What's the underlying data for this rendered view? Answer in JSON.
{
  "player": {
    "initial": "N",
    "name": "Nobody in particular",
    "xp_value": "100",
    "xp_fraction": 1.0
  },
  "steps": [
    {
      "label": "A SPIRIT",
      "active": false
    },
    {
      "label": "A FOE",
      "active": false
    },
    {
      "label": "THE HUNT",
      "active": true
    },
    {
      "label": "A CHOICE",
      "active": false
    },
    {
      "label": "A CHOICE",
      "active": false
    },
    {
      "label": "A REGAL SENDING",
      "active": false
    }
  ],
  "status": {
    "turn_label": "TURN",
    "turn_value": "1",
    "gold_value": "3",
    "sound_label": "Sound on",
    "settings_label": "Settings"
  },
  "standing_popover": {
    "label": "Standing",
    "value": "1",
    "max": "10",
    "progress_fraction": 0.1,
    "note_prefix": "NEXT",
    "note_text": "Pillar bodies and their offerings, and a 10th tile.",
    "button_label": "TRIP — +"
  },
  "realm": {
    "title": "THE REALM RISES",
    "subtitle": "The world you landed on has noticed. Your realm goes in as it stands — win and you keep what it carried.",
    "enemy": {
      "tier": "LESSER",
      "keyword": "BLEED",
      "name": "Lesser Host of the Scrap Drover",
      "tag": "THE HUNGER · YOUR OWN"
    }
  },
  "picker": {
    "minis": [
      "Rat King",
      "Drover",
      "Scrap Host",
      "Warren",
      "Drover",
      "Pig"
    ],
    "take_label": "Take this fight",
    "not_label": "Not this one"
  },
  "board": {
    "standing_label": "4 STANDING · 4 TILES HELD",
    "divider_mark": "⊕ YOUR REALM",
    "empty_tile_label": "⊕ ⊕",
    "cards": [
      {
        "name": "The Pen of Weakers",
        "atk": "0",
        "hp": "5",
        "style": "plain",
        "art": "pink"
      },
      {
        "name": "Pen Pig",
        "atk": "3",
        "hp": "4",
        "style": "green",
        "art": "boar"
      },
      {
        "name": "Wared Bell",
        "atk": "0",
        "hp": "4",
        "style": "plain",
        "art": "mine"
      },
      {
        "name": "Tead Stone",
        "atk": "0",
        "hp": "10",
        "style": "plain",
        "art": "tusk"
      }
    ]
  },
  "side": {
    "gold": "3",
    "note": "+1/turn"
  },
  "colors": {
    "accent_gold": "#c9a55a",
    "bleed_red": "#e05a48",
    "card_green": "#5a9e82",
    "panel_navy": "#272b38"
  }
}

********************

#### WHAT YOU HAVE TO DO:
Return every entry exactly as given.

#### FINAL ANSWER:
What's the underlying data for this rendered view? Answer in JSON.
{
  "player": {
    "initial": "N",
    "name": "Nobody in particular",
    "xp_value": "100",
    "xp_fraction": 1.0
  },
  "steps": [
    {
      "label": "A SPIRIT",
      "active": false
    },
    {
      "label": "A FOE",
      "active": false
    },
    {
      "label": "THE HUNT",
      "active": true
    },
    {
      "label": "A CHOICE",
      "active": false
    },
    {
      "label": "A CHOICE",
      "active": false
    },
    {
      "label": "A REGAL SENDING",
      "active": false
    }
  ],
  "status": {
    "turn_label": "TURN",
    "turn_value": "1",
    "gold_value": "3",
    "sound_label": "Sound on",
    "settings_label": "Settings"
  },
  "standing_popover": {
    "label": "Standing",
    "value": "1",
    "max": "10",
    "progress_fraction": 0.1,
    "note_prefix": "NEXT",
    "note_text": "Pillar bodies and their offerings, and a 10th tile.",
    "button_label": "TRIP — +"
  },
  "realm": {
    "title": "THE REALM RISES",
    "subtitle": "The world you landed on has noticed. Your realm goes in as it stands — win and you keep what it carried.",
    "enemy": {
      "tier": "LESSER",
      "keyword": "BLEED",
      "name": "Lesser Host of the Scrap Drover",
      "tag": "THE HUNGER · YOUR OWN"
    }
  },
  "picker": {
    "minis": [
      "Rat King",
      "Drover",
      "Scrap Host",
      "Warren",
      "Drover",
      "Pig"
    ],
    "take_label": "Take this fight",
    "not_label": "Not this one"
  },
  "board": {
    "standing_label": "4 STANDING · 4 TILES HELD",
    "divider_mark": "⊕ YOUR REALM",
    "empty_tile_label": "⊕ ⊕",
    "cards": [
      {
        "name": "The Pen of Weakers",
        "atk": "0",
        "hp": "5",
        "style": "plain",
        "art": "pink"
      },
      {
        "name": "Pen Pig",
        "atk": "3",
        "hp": "4",
        "style": "green",
        "art": "boar"
      },
      {
        "name": "Wared Bell",
        "atk": "0",
        "hp": "4",
        "style": "plain",
        "art": "mine"
      },
      {
        "name": "Tead Stone",
        "atk": "0",
        "hp": "10",
        "style": "plain",
        "art": "tusk"
      }
    ]
  },
  "side": {
    "gold": "3",
    "note": "+1/turn"
  },
  "colors": {
    "accent_gold": "#c9a55a",
    "bleed_red": "#e05a48",
    "card_green": "#5a9e82",
    "panel_navy": "#272b38"
  }
}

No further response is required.